* [Written request] Read through the entries below and return each line with the word "tide".

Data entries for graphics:
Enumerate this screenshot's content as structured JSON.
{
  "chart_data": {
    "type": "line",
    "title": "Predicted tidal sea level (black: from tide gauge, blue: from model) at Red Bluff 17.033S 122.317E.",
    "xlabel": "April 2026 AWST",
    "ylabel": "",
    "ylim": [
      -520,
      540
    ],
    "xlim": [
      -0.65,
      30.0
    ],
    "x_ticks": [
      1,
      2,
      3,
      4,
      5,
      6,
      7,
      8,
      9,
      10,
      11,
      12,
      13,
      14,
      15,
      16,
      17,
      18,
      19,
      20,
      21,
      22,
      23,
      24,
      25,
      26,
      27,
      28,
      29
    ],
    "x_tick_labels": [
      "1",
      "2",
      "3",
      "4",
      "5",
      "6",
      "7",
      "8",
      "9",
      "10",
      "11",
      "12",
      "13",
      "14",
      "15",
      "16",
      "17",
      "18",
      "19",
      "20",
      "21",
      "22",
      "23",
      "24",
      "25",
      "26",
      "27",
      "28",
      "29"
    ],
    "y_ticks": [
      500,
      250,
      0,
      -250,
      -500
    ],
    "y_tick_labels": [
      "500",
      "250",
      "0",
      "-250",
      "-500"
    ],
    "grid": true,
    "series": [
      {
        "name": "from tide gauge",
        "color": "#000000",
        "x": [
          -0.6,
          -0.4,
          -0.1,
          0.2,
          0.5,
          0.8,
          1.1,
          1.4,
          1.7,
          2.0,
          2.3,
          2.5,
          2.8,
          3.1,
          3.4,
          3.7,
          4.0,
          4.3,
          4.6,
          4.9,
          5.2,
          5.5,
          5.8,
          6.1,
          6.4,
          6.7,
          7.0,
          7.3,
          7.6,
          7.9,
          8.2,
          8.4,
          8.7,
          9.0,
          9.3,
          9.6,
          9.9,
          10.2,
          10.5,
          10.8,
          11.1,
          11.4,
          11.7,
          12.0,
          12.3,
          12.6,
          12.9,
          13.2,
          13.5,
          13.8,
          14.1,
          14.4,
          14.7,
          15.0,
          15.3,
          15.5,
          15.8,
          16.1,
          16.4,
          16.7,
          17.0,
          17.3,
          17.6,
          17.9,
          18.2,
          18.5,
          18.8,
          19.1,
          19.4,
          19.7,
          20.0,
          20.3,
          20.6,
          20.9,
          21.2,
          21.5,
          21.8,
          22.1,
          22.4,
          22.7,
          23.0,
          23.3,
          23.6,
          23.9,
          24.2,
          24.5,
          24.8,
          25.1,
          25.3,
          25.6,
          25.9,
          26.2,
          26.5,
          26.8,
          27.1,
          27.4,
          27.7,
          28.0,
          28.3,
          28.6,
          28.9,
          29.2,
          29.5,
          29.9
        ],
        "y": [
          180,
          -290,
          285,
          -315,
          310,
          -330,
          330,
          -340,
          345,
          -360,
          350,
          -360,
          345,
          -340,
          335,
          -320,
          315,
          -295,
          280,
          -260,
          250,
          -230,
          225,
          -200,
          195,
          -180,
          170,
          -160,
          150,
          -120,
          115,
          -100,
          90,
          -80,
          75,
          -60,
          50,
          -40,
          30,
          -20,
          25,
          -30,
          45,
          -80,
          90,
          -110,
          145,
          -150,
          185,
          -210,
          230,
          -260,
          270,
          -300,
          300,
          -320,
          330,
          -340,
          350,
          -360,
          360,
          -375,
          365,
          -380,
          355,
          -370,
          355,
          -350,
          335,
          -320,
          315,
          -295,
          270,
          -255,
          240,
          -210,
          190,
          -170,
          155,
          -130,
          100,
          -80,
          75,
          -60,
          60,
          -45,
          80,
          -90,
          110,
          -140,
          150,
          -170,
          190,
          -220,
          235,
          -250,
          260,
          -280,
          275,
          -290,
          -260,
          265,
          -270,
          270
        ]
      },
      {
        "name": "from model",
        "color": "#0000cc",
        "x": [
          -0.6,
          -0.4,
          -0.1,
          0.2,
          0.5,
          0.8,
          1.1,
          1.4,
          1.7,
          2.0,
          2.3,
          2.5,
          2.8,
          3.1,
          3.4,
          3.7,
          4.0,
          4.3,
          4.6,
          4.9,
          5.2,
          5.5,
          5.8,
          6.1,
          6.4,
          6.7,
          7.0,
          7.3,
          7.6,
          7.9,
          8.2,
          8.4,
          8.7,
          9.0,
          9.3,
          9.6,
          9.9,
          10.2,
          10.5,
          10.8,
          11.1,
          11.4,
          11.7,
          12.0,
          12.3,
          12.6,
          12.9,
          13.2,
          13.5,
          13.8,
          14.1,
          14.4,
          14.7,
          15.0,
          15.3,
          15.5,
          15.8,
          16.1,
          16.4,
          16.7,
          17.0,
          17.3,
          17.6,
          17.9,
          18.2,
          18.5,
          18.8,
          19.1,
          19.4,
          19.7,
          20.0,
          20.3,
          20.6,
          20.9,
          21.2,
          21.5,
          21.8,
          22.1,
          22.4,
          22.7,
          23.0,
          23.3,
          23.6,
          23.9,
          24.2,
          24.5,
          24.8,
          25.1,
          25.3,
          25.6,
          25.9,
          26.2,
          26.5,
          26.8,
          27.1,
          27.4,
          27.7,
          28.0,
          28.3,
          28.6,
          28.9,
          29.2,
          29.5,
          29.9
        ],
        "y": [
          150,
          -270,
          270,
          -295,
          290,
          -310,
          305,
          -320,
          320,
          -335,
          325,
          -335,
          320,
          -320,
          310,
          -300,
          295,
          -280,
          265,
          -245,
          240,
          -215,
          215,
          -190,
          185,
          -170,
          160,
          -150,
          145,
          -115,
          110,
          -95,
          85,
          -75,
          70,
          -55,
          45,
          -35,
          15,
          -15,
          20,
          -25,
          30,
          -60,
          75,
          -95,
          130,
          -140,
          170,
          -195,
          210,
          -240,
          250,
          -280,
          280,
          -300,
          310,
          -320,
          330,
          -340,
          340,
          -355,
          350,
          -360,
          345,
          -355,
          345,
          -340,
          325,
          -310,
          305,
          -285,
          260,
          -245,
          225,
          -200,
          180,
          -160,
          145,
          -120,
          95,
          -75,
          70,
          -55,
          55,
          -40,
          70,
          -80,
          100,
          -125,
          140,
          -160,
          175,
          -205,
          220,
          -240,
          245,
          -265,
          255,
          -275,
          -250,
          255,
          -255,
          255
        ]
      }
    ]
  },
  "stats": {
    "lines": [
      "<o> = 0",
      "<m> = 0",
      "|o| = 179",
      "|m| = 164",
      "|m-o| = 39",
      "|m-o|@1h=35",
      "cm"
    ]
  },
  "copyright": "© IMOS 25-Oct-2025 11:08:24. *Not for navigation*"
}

* [Expected answer]
    "title": "Predicted tidal sea level (black: from tide gauge, blue: from model) at Red Bluff 17.033S 122.317E.",
        "name": "from tide gauge",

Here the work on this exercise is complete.